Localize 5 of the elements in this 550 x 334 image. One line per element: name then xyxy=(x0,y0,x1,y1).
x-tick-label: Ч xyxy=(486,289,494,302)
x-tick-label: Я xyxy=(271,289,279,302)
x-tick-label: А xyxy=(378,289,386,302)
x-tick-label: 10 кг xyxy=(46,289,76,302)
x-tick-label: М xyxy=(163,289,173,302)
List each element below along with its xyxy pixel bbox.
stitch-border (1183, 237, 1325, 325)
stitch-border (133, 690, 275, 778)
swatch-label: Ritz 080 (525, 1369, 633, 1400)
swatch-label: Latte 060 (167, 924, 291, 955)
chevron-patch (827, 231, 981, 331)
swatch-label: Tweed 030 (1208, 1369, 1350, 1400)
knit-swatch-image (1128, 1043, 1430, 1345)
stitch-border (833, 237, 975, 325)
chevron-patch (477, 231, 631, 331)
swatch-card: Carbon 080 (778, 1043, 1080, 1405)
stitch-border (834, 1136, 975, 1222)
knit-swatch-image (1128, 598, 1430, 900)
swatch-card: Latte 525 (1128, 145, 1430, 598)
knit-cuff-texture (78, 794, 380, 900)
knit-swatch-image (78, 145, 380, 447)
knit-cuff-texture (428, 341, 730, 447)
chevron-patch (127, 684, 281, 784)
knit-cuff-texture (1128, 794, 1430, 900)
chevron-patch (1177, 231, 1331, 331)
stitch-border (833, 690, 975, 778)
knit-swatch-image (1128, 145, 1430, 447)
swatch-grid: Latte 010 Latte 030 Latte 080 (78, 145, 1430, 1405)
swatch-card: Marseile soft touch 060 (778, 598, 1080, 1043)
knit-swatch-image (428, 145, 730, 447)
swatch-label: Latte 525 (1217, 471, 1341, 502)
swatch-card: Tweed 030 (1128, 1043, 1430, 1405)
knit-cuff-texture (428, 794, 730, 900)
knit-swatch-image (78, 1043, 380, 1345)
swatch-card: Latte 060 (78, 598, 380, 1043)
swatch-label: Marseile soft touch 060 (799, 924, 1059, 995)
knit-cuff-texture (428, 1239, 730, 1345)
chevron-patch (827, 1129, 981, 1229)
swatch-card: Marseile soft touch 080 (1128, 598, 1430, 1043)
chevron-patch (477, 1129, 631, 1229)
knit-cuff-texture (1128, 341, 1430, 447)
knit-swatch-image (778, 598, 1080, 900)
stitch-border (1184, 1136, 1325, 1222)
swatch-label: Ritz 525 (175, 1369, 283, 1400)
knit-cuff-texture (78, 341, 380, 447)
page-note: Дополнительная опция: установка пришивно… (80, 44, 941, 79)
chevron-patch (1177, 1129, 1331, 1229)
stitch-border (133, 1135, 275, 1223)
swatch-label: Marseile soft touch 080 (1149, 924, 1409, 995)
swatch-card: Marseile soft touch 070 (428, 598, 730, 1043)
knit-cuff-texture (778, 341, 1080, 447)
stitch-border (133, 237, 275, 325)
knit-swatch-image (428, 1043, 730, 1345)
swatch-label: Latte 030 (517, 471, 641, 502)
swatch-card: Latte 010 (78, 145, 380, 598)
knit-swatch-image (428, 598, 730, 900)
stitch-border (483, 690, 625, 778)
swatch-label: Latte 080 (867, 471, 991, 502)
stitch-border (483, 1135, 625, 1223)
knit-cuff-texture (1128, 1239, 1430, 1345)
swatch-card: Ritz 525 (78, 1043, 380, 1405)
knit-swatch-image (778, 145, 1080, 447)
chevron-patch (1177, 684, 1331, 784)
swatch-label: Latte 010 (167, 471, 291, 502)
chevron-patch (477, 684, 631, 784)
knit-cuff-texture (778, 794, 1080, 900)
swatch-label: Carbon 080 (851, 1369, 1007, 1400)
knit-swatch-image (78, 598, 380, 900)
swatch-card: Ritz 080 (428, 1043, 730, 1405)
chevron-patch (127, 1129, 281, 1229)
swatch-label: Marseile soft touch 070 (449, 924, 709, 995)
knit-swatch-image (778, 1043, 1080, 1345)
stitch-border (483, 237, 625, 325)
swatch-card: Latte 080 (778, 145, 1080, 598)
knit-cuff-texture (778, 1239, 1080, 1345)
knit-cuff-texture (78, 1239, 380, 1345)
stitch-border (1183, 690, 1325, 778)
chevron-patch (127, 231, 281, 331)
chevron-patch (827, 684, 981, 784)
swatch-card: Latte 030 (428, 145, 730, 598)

*What the exercise asks:* Reproduce every line of the records above verbatim, keeping their wording, order and punctuation unchanged.

*Result of the task:*
Localize 5 of the elements in this 550 x 334 image. One line per element: name then xyxy=(x0,y0,x1,y1).
x-tick-label: Ч xyxy=(486,289,494,302)
x-tick-label: Я xyxy=(271,289,279,302)
x-tick-label: А xyxy=(378,289,386,302)
x-tick-label: 10 кг xyxy=(46,289,76,302)
x-tick-label: М xyxy=(163,289,173,302)
List each element below along with its xyxy pixel bbox.
stitch-border (1183, 237, 1325, 325)
stitch-border (133, 690, 275, 778)
swatch-label: Ritz 080 (525, 1369, 633, 1400)
swatch-label: Latte 060 (167, 924, 291, 955)
chevron-patch (827, 231, 981, 331)
swatch-label: Tweed 030 (1208, 1369, 1350, 1400)
knit-swatch-image (1128, 1043, 1430, 1345)
stitch-border (833, 237, 975, 325)
chevron-patch (477, 231, 631, 331)
swatch-card: Carbon 080 (778, 1043, 1080, 1405)
stitch-border (834, 1136, 975, 1222)
knit-swatch-image (1128, 598, 1430, 900)
swatch-card: Latte 525 (1128, 145, 1430, 598)
knit-cuff-texture (78, 794, 380, 900)
knit-swatch-image (78, 145, 380, 447)
knit-cuff-texture (428, 341, 730, 447)
chevron-patch (127, 684, 281, 784)
knit-cuff-texture (1128, 794, 1430, 900)
chevron-patch (1177, 231, 1331, 331)
stitch-border (833, 690, 975, 778)
knit-swatch-image (1128, 145, 1430, 447)
swatch-grid: Latte 010 Latte 030 Latte 080 (78, 145, 1430, 1405)
swatch-card: Marseile soft touch 060 (778, 598, 1080, 1043)
knit-swatch-image (428, 145, 730, 447)
swatch-label: Latte 525 (1217, 471, 1341, 502)
swatch-card: Tweed 030 (1128, 1043, 1430, 1405)
knit-cuff-texture (428, 794, 730, 900)
knit-swatch-image (78, 1043, 380, 1345)
swatch-card: Latte 060 (78, 598, 380, 1043)
swatch-label: Marseile soft touch 060 (799, 924, 1059, 995)
knit-cuff-texture (428, 1239, 730, 1345)
chevron-patch (827, 1129, 981, 1229)
swatch-card: Marseile soft touch 080 (1128, 598, 1430, 1043)
chevron-patch (477, 1129, 631, 1229)
knit-cuff-texture (1128, 341, 1430, 447)
knit-swatch-image (778, 598, 1080, 900)
stitch-border (1184, 1136, 1325, 1222)
swatch-label: Ritz 525 (175, 1369, 283, 1400)
knit-cuff-texture (78, 341, 380, 447)
page-note: Дополнительная опция: установка пришивно… (80, 44, 941, 79)
chevron-patch (1177, 1129, 1331, 1229)
stitch-border (133, 1135, 275, 1223)
swatch-label: Marseile soft touch 080 (1149, 924, 1409, 995)
swatch-card: Marseile soft touch 070 (428, 598, 730, 1043)
knit-cuff-texture (778, 341, 1080, 447)
stitch-border (133, 237, 275, 325)
knit-swatch-image (428, 1043, 730, 1345)
swatch-label: Latte 030 (517, 471, 641, 502)
swatch-card: Latte 010 (78, 145, 380, 598)
knit-swatch-image (428, 598, 730, 900)
stitch-border (483, 690, 625, 778)
swatch-label: Latte 080 (867, 471, 991, 502)
stitch-border (483, 1135, 625, 1223)
knit-cuff-texture (1128, 1239, 1430, 1345)
swatch-card: Ritz 525 (78, 1043, 380, 1405)
knit-swatch-image (778, 145, 1080, 447)
chevron-patch (1177, 684, 1331, 784)
swatch-label: Latte 010 (167, 471, 291, 502)
chevron-patch (477, 684, 631, 784)
knit-cuff-texture (778, 794, 1080, 900)
swatch-label: Carbon 080 (851, 1369, 1007, 1400)
knit-swatch-image (78, 598, 380, 900)
swatch-card: Ritz 080 (428, 1043, 730, 1405)
chevron-patch (127, 1129, 281, 1229)
swatch-label: Marseile soft touch 070 (449, 924, 709, 995)
knit-swatch-image (778, 1043, 1080, 1345)
stitch-border (483, 237, 625, 325)
swatch-card: Latte 080 (778, 145, 1080, 598)
knit-cuff-texture (778, 1239, 1080, 1345)
knit-cuff-texture (78, 1239, 380, 1345)
stitch-border (1183, 690, 1325, 778)
chevron-patch (127, 231, 281, 331)
chevron-patch (827, 684, 981, 784)
swatch-card: Latte 030 (428, 145, 730, 598)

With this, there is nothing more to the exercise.